What to work on:
Give all of the lines again, with nothing added or dropped.

Data for the task:

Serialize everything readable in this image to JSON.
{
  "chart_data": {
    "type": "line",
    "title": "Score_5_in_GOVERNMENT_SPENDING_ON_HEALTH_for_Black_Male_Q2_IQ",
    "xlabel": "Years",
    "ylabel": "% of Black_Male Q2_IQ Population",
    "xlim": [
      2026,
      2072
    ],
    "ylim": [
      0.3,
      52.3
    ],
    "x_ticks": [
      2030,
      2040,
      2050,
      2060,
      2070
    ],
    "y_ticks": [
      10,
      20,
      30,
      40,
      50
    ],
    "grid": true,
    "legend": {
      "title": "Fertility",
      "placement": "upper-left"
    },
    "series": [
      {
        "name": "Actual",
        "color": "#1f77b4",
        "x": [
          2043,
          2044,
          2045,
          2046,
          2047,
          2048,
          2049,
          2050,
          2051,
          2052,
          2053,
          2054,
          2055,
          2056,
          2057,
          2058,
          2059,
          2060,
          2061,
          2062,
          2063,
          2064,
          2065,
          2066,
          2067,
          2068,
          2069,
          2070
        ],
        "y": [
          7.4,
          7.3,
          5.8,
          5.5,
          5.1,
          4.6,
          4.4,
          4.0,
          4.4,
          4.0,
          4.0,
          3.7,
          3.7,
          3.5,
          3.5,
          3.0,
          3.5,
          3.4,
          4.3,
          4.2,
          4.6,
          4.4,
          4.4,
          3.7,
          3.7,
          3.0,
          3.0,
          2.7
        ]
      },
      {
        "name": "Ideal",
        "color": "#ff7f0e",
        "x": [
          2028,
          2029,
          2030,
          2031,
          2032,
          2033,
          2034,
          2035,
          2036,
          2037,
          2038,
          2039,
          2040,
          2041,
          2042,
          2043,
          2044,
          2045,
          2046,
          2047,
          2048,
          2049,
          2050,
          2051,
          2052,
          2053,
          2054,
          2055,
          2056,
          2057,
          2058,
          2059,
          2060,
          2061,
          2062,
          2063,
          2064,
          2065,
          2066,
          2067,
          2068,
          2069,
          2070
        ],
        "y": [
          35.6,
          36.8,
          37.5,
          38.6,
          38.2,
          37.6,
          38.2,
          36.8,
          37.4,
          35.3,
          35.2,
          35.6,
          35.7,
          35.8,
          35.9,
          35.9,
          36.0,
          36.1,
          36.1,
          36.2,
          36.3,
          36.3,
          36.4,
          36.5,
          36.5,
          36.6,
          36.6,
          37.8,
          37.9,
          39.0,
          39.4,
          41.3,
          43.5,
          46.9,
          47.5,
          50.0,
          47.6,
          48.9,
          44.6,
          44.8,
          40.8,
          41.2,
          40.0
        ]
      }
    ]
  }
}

Task result:
Serialize everything readable in this image to JSON.
{
  "chart_data": {
    "type": "line",
    "title": "Score_5_in_GOVERNMENT_SPENDING_ON_HEALTH_for_Black_Male_Q2_IQ",
    "xlabel": "Years",
    "ylabel": "% of Black_Male Q2_IQ Population",
    "xlim": [
      2026,
      2072
    ],
    "ylim": [
      0.3,
      52.3
    ],
    "x_ticks": [
      2030,
      2040,
      2050,
      2060,
      2070
    ],
    "y_ticks": [
      10,
      20,
      30,
      40,
      50
    ],
    "grid": true,
    "legend": {
      "title": "Fertility",
      "placement": "upper-left"
    },
    "series": [
      {
        "name": "Actual",
        "color": "#1f77b4",
        "x": [
          2043,
          2044,
          2045,
          2046,
          2047,
          2048,
          2049,
          2050,
          2051,
          2052,
          2053,
          2054,
          2055,
          2056,
          2057,
          2058,
          2059,
          2060,
          2061,
          2062,
          2063,
          2064,
          2065,
          2066,
          2067,
          2068,
          2069,
          2070
        ],
        "y": [
          7.4,
          7.3,
          5.8,
          5.5,
          5.1,
          4.6,
          4.4,
          4.0,
          4.4,
          4.0,
          4.0,
          3.7,
          3.7,
          3.5,
          3.5,
          3.0,
          3.5,
          3.4,
          4.3,
          4.2,
          4.6,
          4.4,
          4.4,
          3.7,
          3.7,
          3.0,
          3.0,
          2.7
        ]
      },
      {
        "name": "Ideal",
        "color": "#ff7f0e",
        "x": [
          2028,
          2029,
          2030,
          2031,
          2032,
          2033,
          2034,
          2035,
          2036,
          2037,
          2038,
          2039,
          2040,
          2041,
          2042,
          2043,
          2044,
          2045,
          2046,
          2047,
          2048,
          2049,
          2050,
          2051,
          2052,
          2053,
          2054,
          2055,
          2056,
          2057,
          2058,
          2059,
          2060,
          2061,
          2062,
          2063,
          2064,
          2065,
          2066,
          2067,
          2068,
          2069,
          2070
        ],
        "y": [
          35.6,
          36.8,
          37.5,
          38.6,
          38.2,
          37.6,
          38.2,
          36.8,
          37.4,
          35.3,
          35.2,
          35.6,
          35.7,
          35.8,
          35.9,
          35.9,
          36.0,
          36.1,
          36.1,
          36.2,
          36.3,
          36.3,
          36.4,
          36.5,
          36.5,
          36.6,
          36.6,
          37.8,
          37.9,
          39.0,
          39.4,
          41.3,
          43.5,
          46.9,
          47.5,
          50.0,
          47.6,
          48.9,
          44.6,
          44.8,
          40.8,
          41.2,
          40.0
        ]
      }
    ]
  }
}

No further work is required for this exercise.